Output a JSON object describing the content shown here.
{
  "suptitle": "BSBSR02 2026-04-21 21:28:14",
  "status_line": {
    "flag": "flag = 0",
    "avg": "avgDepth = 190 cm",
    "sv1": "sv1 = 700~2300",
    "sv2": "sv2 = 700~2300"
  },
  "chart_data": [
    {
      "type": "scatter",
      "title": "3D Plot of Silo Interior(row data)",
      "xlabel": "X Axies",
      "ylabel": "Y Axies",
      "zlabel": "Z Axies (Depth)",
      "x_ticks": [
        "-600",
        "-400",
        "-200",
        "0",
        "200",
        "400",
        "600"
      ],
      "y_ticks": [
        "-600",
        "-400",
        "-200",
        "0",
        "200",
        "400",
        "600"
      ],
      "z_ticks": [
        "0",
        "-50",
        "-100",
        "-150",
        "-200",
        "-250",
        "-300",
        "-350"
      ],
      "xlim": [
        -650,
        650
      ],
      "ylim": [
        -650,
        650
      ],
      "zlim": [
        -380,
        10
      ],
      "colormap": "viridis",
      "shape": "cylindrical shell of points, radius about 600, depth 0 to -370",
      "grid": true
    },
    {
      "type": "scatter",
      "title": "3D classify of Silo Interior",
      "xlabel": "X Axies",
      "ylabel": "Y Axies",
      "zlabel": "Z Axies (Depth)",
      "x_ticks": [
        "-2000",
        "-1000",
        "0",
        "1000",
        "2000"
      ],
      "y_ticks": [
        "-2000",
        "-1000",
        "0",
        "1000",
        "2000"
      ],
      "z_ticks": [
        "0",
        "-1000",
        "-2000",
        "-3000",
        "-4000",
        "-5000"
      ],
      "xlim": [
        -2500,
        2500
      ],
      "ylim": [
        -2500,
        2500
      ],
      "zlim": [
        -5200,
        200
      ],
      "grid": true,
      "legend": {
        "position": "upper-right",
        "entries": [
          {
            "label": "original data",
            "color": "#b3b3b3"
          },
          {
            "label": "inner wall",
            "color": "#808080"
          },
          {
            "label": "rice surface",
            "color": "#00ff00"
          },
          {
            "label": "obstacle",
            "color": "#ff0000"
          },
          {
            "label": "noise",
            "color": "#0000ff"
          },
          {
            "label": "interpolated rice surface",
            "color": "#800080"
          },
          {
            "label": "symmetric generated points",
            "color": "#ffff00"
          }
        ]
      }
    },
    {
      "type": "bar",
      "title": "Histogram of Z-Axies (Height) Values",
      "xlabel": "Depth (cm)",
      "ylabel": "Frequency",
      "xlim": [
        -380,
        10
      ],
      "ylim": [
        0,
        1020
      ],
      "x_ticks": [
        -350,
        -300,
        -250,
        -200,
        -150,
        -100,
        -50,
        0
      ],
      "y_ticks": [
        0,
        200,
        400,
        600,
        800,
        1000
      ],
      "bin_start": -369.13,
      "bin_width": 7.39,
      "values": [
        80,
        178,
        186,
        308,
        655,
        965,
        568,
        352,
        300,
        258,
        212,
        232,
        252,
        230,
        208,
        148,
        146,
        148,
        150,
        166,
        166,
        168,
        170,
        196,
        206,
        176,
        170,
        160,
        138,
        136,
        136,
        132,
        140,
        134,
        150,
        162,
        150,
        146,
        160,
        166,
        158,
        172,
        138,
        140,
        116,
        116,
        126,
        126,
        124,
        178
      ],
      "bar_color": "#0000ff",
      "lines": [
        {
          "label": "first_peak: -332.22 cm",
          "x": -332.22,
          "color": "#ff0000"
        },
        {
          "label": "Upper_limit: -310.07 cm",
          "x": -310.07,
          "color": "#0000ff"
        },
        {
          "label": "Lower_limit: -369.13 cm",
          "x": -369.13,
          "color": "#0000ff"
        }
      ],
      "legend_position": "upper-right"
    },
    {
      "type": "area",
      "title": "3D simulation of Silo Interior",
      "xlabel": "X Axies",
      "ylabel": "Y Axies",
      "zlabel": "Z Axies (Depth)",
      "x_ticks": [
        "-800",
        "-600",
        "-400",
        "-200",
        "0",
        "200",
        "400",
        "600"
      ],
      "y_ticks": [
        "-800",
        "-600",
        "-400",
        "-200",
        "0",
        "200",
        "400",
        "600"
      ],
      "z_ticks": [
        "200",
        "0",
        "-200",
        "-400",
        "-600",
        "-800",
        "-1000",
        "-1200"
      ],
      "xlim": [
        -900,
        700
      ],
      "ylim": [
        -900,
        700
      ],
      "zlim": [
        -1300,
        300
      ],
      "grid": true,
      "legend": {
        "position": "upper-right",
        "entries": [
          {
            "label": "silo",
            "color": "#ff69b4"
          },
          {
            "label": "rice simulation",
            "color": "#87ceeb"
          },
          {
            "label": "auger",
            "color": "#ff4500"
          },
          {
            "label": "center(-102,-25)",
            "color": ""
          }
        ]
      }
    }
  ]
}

> EXERCISE BRIEF
Collect each line containing the string "points".

> WRITTEN RESPONSE
      "shape": "cylindrical shell of points, radius about 600, depth 0 to -370",
            "label": "symmetric generated points",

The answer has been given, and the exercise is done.